◆ INSTRUCTIONS FOR THE TASK ◆
Word for word, give the material below again, minus any images.

[Extracted data entries]
──────────────────────────────
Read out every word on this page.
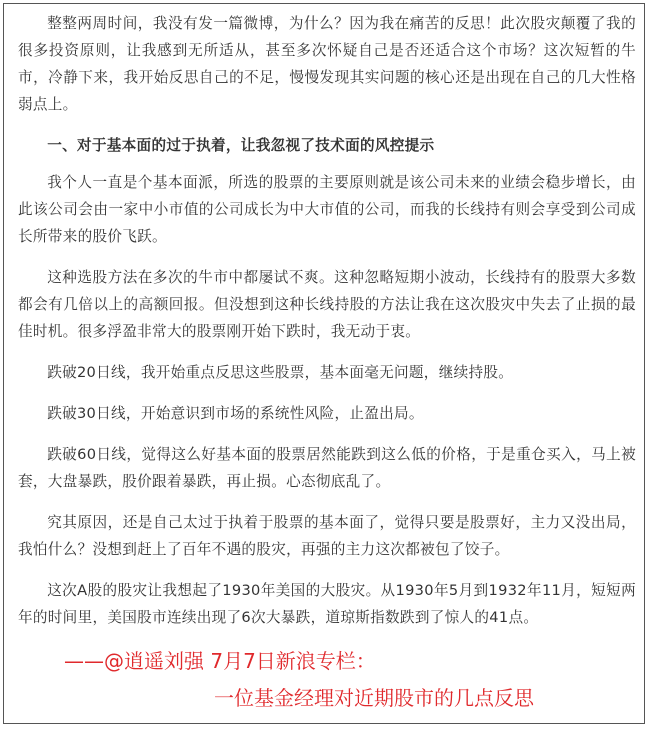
整整两周时间，我没有发一篇微博，为什么？因为我在痛苦的反思！此次股灾颠覆了我的很多投资原则，让我感到无所适从，甚至多次怀疑自己是否还适合这个市场？这次短暂的牛市，冷静下来，我开始反思自己的不足，慢慢发现其实问题的核心还是出现在自己的几大性格弱点上。

一、对于基本面的过于执着，让我忽视了技术面的风控提示

我个人一直是个基本面派，所选的股票的主要原则就是该公司未来的业绩会稳步增长，由此该公司会由一家中小市值的公司成长为中大市值的公司，而我的长线持有则会享受到公司成长所带来的股价飞跃。

这种选股方法在多次的牛市中都屡试不爽。这种忽略短期小波动，长线持有的股票大多数都会有几倍以上的高额回报。但没想到这种长线持股的方法让我在这次股灾中失去了止损的最佳时机。很多浮盈非常大的股票刚开始下跌时，我无动于衷。

跌破20日线，我开始重点反思这些股票，基本面毫无问题，继续持股。

跌破30日线，开始意识到市场的系统性风险，止盈出局。

跌破60日线，觉得这么好基本面的股票居然能跌到这么低的价格，于是重仓买入，马上被套，大盘暴跌，股价跟着暴跌，再止损。心态彻底乱了。

究其原因，还是自己太过于执着于股票的基本面了，觉得只要是股票好，主力又没出局，我怕什么？没想到赶上了百年不遇的股灾，再强的主力这次都被包了饺子。

这次A股的股灾让我想起了1930年美国的大股灾。从1930年5月到1932年11月，短短两年的时间里，美国股市连续出现了6次大暴跌，道琼斯指数跌到了惊人的41点。

——@逍遥刘强 7月7日新浪专栏：
一位基金经理对近期股市的几点反思
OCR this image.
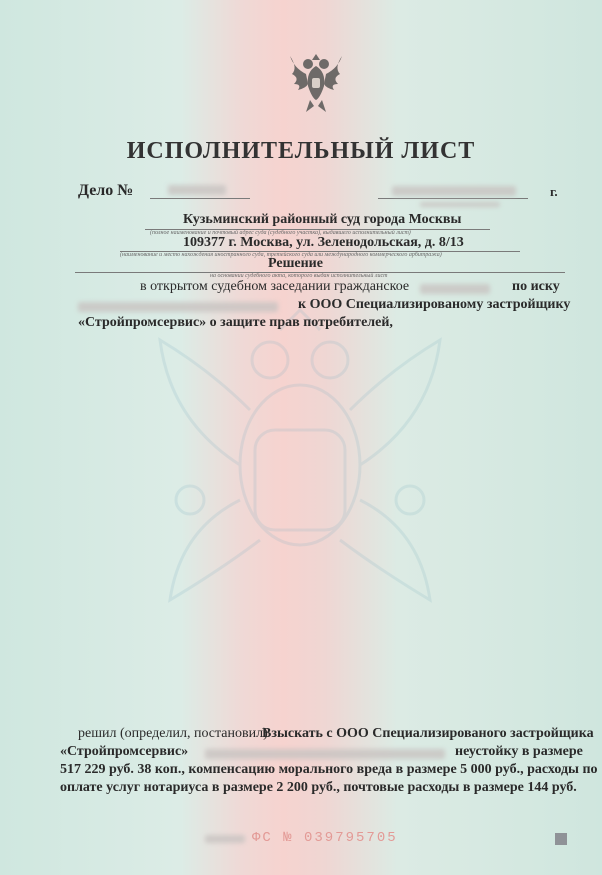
ИСПОЛНИТЕЛЬНЫЙ ЛИСТ
Дело №	г.
Кузьминский районный суд города Москвы
(полное наименование и почтовый адрес суда (судебного участка), выдавшего исполнительный лист)
109377 г. Москва, ул. Зеленодольская, д. 8/13
(наименование и место нахождения иностранного суда, третейского суда или международного коммерческого арбитража)
Решение
на основании судебного акта, которого выдан исполнительный лист
в открытом судебном заседании гражданское	по иску
к ООО Специализированому застройщику
«Стройпромсервис» о защите прав потребителей,
решил (определил, постановил)
Взыскать с ООО Специализированого застройщика
«Стройпромсервис»	неустойку в размере
517 229 руб. 38 коп., компенсацию морального вреда в размере 5 000 руб., расходы по
оплате услуг нотариуса в размере 2 200 руб., почтовые расходы в размере 144 руб.
ФС № 039795705
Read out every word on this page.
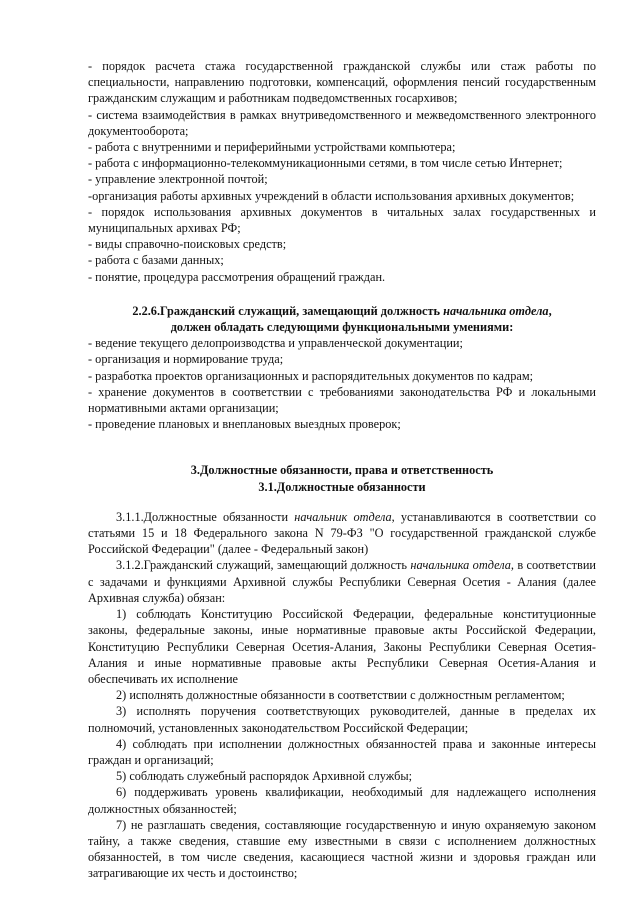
- порядок расчета стажа государственной гражданской службы или стаж работы по специальности, направлению подготовки, компенсаций, оформления пенсий государственным гражданским служащим и работникам подведомственных госархивов;

- система взаимодействия в рамках внутриведомственного и межведомственного электронного документооборота;

- работа с внутренними и периферийными устройствами компьютера;

- работа с информационно-телекоммуникационными сетями, в том числе сетью Интернет;

- управление электронной почтой;

-организация работы архивных учреждений в области использования архивных документов;

- порядок использования архивных документов в читальных залах государственных и муниципальных архивах РФ;

- виды справочно-поисковых средств;

- работа с базами данных;

- понятие, процедура рассмотрения обращений граждан.

2.2.6.Гражданский служащий, замещающий должность начальника отдела,

должен обладать следующими функциональными умениями:

- ведение текущего делопроизводства и управленческой документации;

- организация и нормирование труда;

- разработка проектов организационных и распорядительных документов по кадрам;

- хранение документов в соответствии с требованиями законодательства РФ и локальными нормативными актами организации;

- проведение плановых и внеплановых выездных проверок;

3.Должностные обязанности, права и ответственность

3.1.Должностные обязанности

3.1.1.Должностные обязанности начальник отдела, устанавливаются в соответствии со статьями 15 и 18 Федерального закона N 79-ФЗ "О государственной гражданской службе Российской Федерации" (далее - Федеральный закон)

3.1.2.Гражданский служащий, замещающий должность начальника отдела, в соответствии с задачами и функциями Архивной службы Республики Северная Осетия - Алания (далее Архивная служба) обязан:

1) соблюдать Конституцию Российской Федерации, федеральные конституционные законы, федеральные законы, иные нормативные правовые акты Российской Федерации, Конституцию Республики Северная Осетия-Алания, Законы Республики Северная Осетия-Алания и иные нормативные правовые акты Республики Северная Осетия-Алания и обеспечивать их исполнение

2) исполнять должностные обязанности в соответствии с должностным регламентом;

3) исполнять поручения соответствующих руководителей, данные в пределах их полномочий, установленных законодательством Российской Федерации;

4) соблюдать при исполнении должностных обязанностей права и законные интересы граждан и организаций;

5) соблюдать служебный распорядок Архивной службы;

6) поддерживать уровень квалификации, необходимый для надлежащего исполнения должностных обязанностей;

7) не разглашать сведения, составляющие государственную и иную охраняемую законом тайну, а также сведения, ставшие ему известными в связи с исполнением должностных обязанностей, в том числе сведения, касающиеся частной жизни и здоровья граждан или затрагивающие их честь и достоинство;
──────────────────────────────
◆ CORRECT RESPONSE ◆
Read out every word on this page.
整整两周时间，我没有发一篇微博，为什么？因为我在痛苦的反思！此次股灾颠覆了我的很多投资原则，让我感到无所适从，甚至多次怀疑自己是否还适合这个市场？这次短暂的牛市，冷静下来，我开始反思自己的不足，慢慢发现其实问题的核心还是出现在自己的几大性格弱点上。

一、对于基本面的过于执着，让我忽视了技术面的风控提示

我个人一直是个基本面派，所选的股票的主要原则就是该公司未来的业绩会稳步增长，由此该公司会由一家中小市值的公司成长为中大市值的公司，而我的长线持有则会享受到公司成长所带来的股价飞跃。

这种选股方法在多次的牛市中都屡试不爽。这种忽略短期小波动，长线持有的股票大多数都会有几倍以上的高额回报。但没想到这种长线持股的方法让我在这次股灾中失去了止损的最佳时机。很多浮盈非常大的股票刚开始下跌时，我无动于衷。

跌破20日线，我开始重点反思这些股票，基本面毫无问题，继续持股。

跌破30日线，开始意识到市场的系统性风险，止盈出局。

跌破60日线，觉得这么好基本面的股票居然能跌到这么低的价格，于是重仓买入，马上被套，大盘暴跌，股价跟着暴跌，再止损。心态彻底乱了。

究其原因，还是自己太过于执着于股票的基本面了，觉得只要是股票好，主力又没出局，我怕什么？没想到赶上了百年不遇的股灾，再强的主力这次都被包了饺子。

这次A股的股灾让我想起了1930年美国的大股灾。从1930年5月到1932年11月，短短两年的时间里，美国股市连续出现了6次大暴跌，道琼斯指数跌到了惊人的41点。

——@逍遥刘强 7月7日新浪专栏：
一位基金经理对近期股市的几点反思
OCR this image.
ИСПОЛНИТЕЛЬНЫЙ ЛИСТ
Дело №	г.
Кузьминский районный суд города Москвы
(полное наименование и почтовый адрес суда (судебного участка), выдавшего исполнительный лист)
109377 г. Москва, ул. Зеленодольская, д. 8/13
(наименование и место нахождения иностранного суда, третейского суда или международного коммерческого арбитража)
Решение
на основании судебного акта, которого выдан исполнительный лист
в открытом судебном заседании гражданское	по иску
к ООО Специализированому застройщику
«Стройпромсервис» о защите прав потребителей,
решил (определил, постановил)
Взыскать с ООО Специализированого застройщика
«Стройпромсервис»	неустойку в размере
517 229 руб. 38 коп., компенсацию морального вреда в размере 5 000 руб., расходы по
оплате услуг нотариуса в размере 2 200 руб., почтовые расходы в размере 144 руб.
ФС № 039795705
Read out every word on this page.
- порядок расчета стажа государственной гражданской службы или стаж работы по специальности, направлению подготовки, компенсаций, оформления пенсий государственным гражданским служащим и работникам подведомственных госархивов;

- система взаимодействия в рамках внутриведомственного и межведомственного электронного документооборота;

- работа с внутренними и периферийными устройствами компьютера;

- работа с информационно-телекоммуникационными сетями, в том числе сетью Интернет;

- управление электронной почтой;

-организация работы архивных учреждений в области использования архивных документов;

- порядок использования архивных документов в читальных залах государственных и муниципальных архивах РФ;

- виды справочно-поисковых средств;

- работа с базами данных;

- понятие, процедура рассмотрения обращений граждан.

2.2.6.Гражданский служащий, замещающий должность начальника отдела,

должен обладать следующими функциональными умениями:

- ведение текущего делопроизводства и управленческой документации;

- организация и нормирование труда;

- разработка проектов организационных и распорядительных документов по кадрам;

- хранение документов в соответствии с требованиями законодательства РФ и локальными нормативными актами организации;

- проведение плановых и внеплановых выездных проверок;

3.Должностные обязанности, права и ответственность

3.1.Должностные обязанности

3.1.1.Должностные обязанности начальник отдела, устанавливаются в соответствии со статьями 15 и 18 Федерального закона N 79-ФЗ "О государственной гражданской службе Российской Федерации" (далее - Федеральный закон)

3.1.2.Гражданский служащий, замещающий должность начальника отдела, в соответствии с задачами и функциями Архивной службы Республики Северная Осетия - Алания (далее Архивная служба) обязан:

1) соблюдать Конституцию Российской Федерации, федеральные конституционные законы, федеральные законы, иные нормативные правовые акты Российской Федерации, Конституцию Республики Северная Осетия-Алания, Законы Республики Северная Осетия-Алания и иные нормативные правовые акты Республики Северная Осетия-Алания и обеспечивать их исполнение

2) исполнять должностные обязанности в соответствии с должностным регламентом;

3) исполнять поручения соответствующих руководителей, данные в пределах их полномочий, установленных законодательством Российской Федерации;

4) соблюдать при исполнении должностных обязанностей права и законные интересы граждан и организаций;

5) соблюдать служебный распорядок Архивной службы;

6) поддерживать уровень квалификации, необходимый для надлежащего исполнения должностных обязанностей;

7) не разглашать сведения, составляющие государственную и иную охраняемую законом тайну, а также сведения, ставшие ему известными в связи с исполнением должностных обязанностей, в том числе сведения, касающиеся частной жизни и здоровья граждан или затрагивающие их честь и достоинство;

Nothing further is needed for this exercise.